» **Passage shown**:
In recent years, the weight reduction of vehicles has become the focus of the development of the automotive and aviation manufacturing industries [1,2,3]. Successful approaches to reduce weight included the optimal design of structures and the use of lightweight materials [4,5,6]. However, the potential for weight reduction using pipe joining parts and frame structures made from lightweight materials was limited by the conventional joining technology [7]. The conventional joining technologies included: thermal welding, mechanical fastening, and adhesive bonding. However, 6000 series aluminum alloy, which was suitable for pipe joining parts and frame structures, was easy to crack during thermal welding [8]. Mechanical fastening easily caused uneven stress distribution. Adhesive bonding required high surface quality. The joining by forming processes could overcome certain disadvantages.

» **Stated problem A**:
Translate this sentence from the passage on joining lightweight vehicle parts into Spanish: "Mechanical fastening easily caused uneven stress distribution."
» **Stated problem B**:
Please write a few sentences that carry the passage on joining lightweight vehicle parts forward from its last sentence.
The data placed after this text play no part in the work.

» **Data lines**:
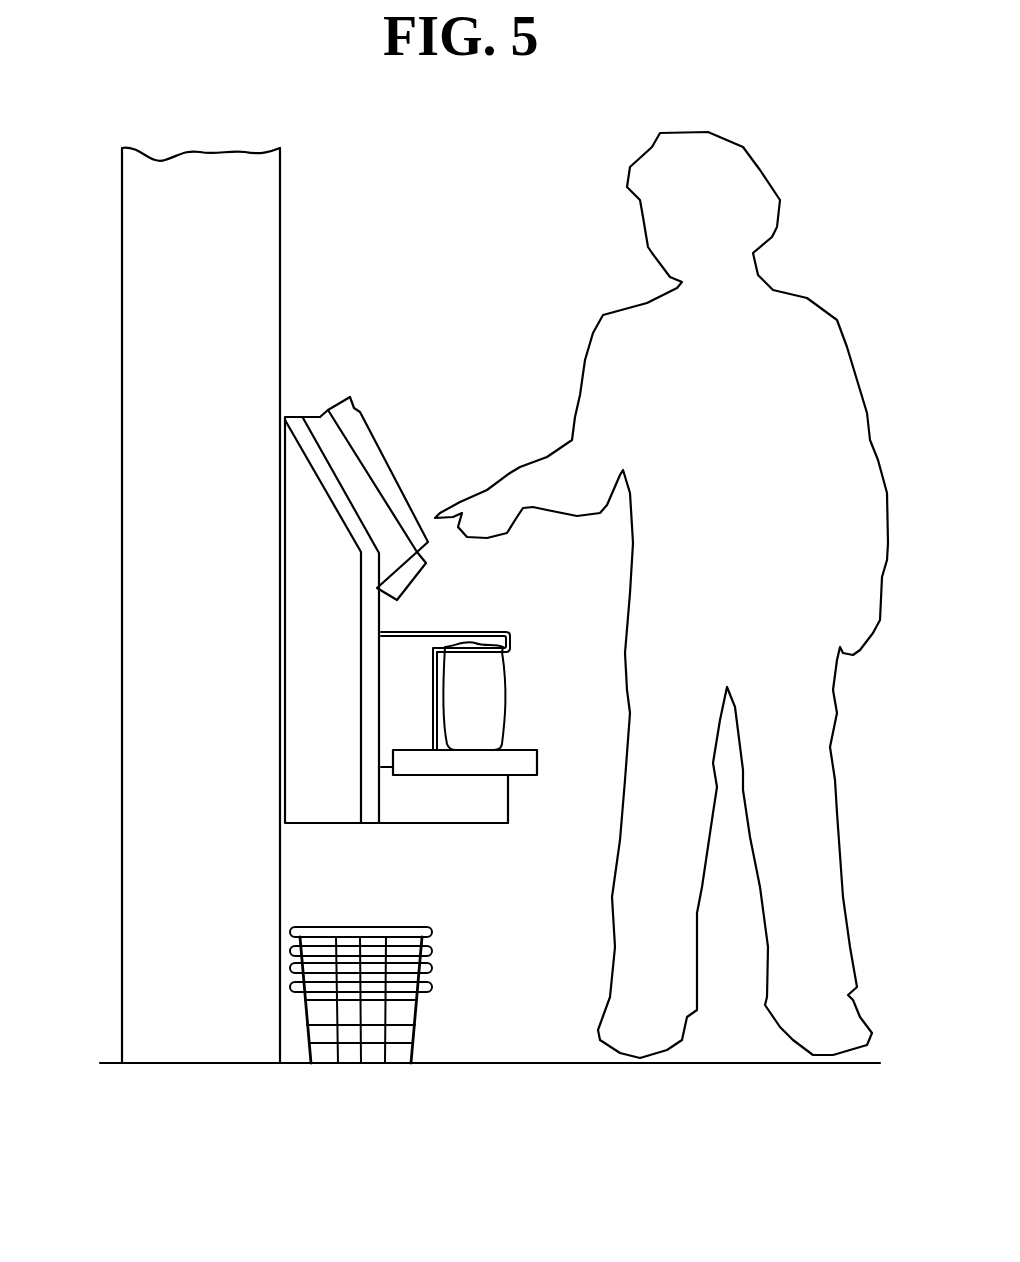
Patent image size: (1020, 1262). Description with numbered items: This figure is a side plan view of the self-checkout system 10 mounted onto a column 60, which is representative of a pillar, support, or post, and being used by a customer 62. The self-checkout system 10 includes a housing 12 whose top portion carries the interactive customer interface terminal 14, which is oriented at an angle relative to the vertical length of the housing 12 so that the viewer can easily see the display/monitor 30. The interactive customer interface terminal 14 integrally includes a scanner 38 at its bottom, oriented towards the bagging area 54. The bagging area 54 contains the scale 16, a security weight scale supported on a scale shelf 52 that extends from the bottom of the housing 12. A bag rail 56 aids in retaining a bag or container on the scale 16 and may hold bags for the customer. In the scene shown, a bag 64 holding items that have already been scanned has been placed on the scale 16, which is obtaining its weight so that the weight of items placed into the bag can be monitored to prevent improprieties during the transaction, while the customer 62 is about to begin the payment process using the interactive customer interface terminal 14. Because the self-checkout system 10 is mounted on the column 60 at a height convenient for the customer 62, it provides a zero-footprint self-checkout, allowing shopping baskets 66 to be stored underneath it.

» **Task response A**:
La fijación mecánica provocaba fácilmente una distribución desigual de las tensiones.

» **Task response B**:
The joining by forming processes was a technology that join two or more workpieces by plastically deforming at least one part or additional fastener [9]. The advantages of joining by forming processes are a wide range of materials, including dissimilar materials (metal/non-metal), less embrittlement and tensile residual stress, high process reliability, and environmental safety [9]. The joining by forming processes can be classified based on forming direction, forming energy and strain rate. The forming direction was divided into expansion and compression. According to the forming energy transfer mode, the joining was divided into mechanical tool contact, liquid medium, and working energy transfer energy. Based on the strain rate, the joining was divided into joining by quasi-static forming and joining by high-speed forming.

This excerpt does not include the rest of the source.